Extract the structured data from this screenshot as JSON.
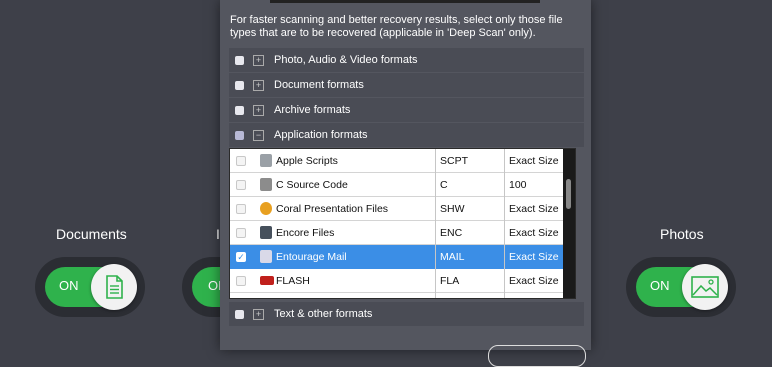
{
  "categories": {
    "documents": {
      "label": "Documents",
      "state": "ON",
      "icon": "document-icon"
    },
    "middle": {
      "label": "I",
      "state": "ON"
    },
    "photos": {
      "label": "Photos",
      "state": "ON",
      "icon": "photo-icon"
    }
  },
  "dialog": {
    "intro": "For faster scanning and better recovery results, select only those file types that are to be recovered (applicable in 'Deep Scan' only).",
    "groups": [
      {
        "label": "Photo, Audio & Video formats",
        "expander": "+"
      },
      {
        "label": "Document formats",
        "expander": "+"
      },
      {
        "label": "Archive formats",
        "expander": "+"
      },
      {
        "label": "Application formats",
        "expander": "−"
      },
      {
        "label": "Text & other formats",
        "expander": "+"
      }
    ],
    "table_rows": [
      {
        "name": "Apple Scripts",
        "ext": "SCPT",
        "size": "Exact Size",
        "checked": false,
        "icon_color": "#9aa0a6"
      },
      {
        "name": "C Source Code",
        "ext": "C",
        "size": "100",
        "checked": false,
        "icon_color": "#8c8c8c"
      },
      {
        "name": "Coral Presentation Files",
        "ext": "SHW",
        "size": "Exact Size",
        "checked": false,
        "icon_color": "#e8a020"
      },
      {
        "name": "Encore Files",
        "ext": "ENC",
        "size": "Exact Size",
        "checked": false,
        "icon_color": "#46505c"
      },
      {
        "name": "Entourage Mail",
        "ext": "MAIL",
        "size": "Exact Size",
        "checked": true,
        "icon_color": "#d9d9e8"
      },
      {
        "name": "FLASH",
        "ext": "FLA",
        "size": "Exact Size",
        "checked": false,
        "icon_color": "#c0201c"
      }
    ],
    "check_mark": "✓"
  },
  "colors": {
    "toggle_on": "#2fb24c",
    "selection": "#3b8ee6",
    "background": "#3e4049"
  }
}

WORK INSTRUCTIONS → Reproduce the full material exactly, excluding the pictures.

CORRECT ANSWER →
Extract the structured data from this screenshot as JSON.
{
  "categories": {
    "documents": {
      "label": "Documents",
      "state": "ON",
      "icon": "document-icon"
    },
    "middle": {
      "label": "I",
      "state": "ON"
    },
    "photos": {
      "label": "Photos",
      "state": "ON",
      "icon": "photo-icon"
    }
  },
  "dialog": {
    "intro": "For faster scanning and better recovery results, select only those file types that are to be recovered (applicable in 'Deep Scan' only).",
    "groups": [
      {
        "label": "Photo, Audio & Video formats",
        "expander": "+"
      },
      {
        "label": "Document formats",
        "expander": "+"
      },
      {
        "label": "Archive formats",
        "expander": "+"
      },
      {
        "label": "Application formats",
        "expander": "−"
      },
      {
        "label": "Text & other formats",
        "expander": "+"
      }
    ],
    "table_rows": [
      {
        "name": "Apple Scripts",
        "ext": "SCPT",
        "size": "Exact Size",
        "checked": false,
        "icon_color": "#9aa0a6"
      },
      {
        "name": "C Source Code",
        "ext": "C",
        "size": "100",
        "checked": false,
        "icon_color": "#8c8c8c"
      },
      {
        "name": "Coral Presentation Files",
        "ext": "SHW",
        "size": "Exact Size",
        "checked": false,
        "icon_color": "#e8a020"
      },
      {
        "name": "Encore Files",
        "ext": "ENC",
        "size": "Exact Size",
        "checked": false,
        "icon_color": "#46505c"
      },
      {
        "name": "Entourage Mail",
        "ext": "MAIL",
        "size": "Exact Size",
        "checked": true,
        "icon_color": "#d9d9e8"
      },
      {
        "name": "FLASH",
        "ext": "FLA",
        "size": "Exact Size",
        "checked": false,
        "icon_color": "#c0201c"
      }
    ],
    "check_mark": "✓"
  },
  "colors": {
    "toggle_on": "#2fb24c",
    "selection": "#3b8ee6",
    "background": "#3e4049"
  }
}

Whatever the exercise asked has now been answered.